Exclude any images and output the remaining records exactly.

— Begin PROVIDED DATA —

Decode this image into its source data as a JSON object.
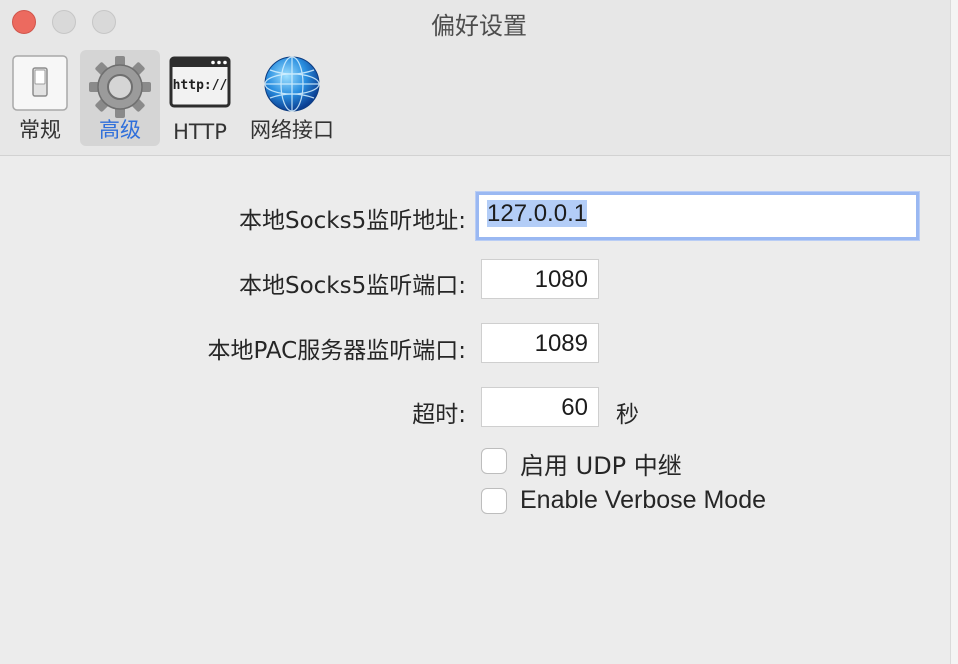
{
  "window": {
    "title": "偏好设置",
    "controls": [
      "close",
      "minimize",
      "zoom"
    ]
  },
  "toolbar": {
    "tabs": [
      {
        "label": "常规",
        "icon": "switch-icon",
        "selected": false
      },
      {
        "label": "高级",
        "icon": "gear-icon",
        "selected": true
      },
      {
        "label": "HTTP",
        "icon": "http-window-icon",
        "selected": false
      },
      {
        "label": "网络接口",
        "icon": "globe-icon",
        "selected": false
      }
    ]
  },
  "form": {
    "socks5_address": {
      "label": "本地Socks5监听地址:",
      "value": "127.0.0.1"
    },
    "socks5_port": {
      "label": "本地Socks5监听端口:",
      "value": "1080"
    },
    "pac_port": {
      "label": "本地PAC服务器监听端口:",
      "value": "1089"
    },
    "timeout": {
      "label": "超时:",
      "value": "60",
      "unit": "秒"
    },
    "udp_relay": {
      "label": "启用 UDP 中继",
      "checked": false
    },
    "verbose_mode": {
      "label": "Enable Verbose Mode",
      "checked": false
    }
  },
  "colors": {
    "accent": "#2f6fdb",
    "close": "#ec6a5f",
    "focus_ring": "#9ab8f2",
    "selection": "#b3cdf7"
  }
}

— End PROVIDED DATA —

ANSWER TO THIS PROBLEM:
Decode this image into its source data as a JSON object.
{
  "window": {
    "title": "偏好设置",
    "controls": [
      "close",
      "minimize",
      "zoom"
    ]
  },
  "toolbar": {
    "tabs": [
      {
        "label": "常规",
        "icon": "switch-icon",
        "selected": false
      },
      {
        "label": "高级",
        "icon": "gear-icon",
        "selected": true
      },
      {
        "label": "HTTP",
        "icon": "http-window-icon",
        "selected": false
      },
      {
        "label": "网络接口",
        "icon": "globe-icon",
        "selected": false
      }
    ]
  },
  "form": {
    "socks5_address": {
      "label": "本地Socks5监听地址:",
      "value": "127.0.0.1"
    },
    "socks5_port": {
      "label": "本地Socks5监听端口:",
      "value": "1080"
    },
    "pac_port": {
      "label": "本地PAC服务器监听端口:",
      "value": "1089"
    },
    "timeout": {
      "label": "超时:",
      "value": "60",
      "unit": "秒"
    },
    "udp_relay": {
      "label": "启用 UDP 中继",
      "checked": false
    },
    "verbose_mode": {
      "label": "Enable Verbose Mode",
      "checked": false
    }
  },
  "colors": {
    "accent": "#2f6fdb",
    "close": "#ec6a5f",
    "focus_ring": "#9ab8f2",
    "selection": "#b3cdf7"
  }
}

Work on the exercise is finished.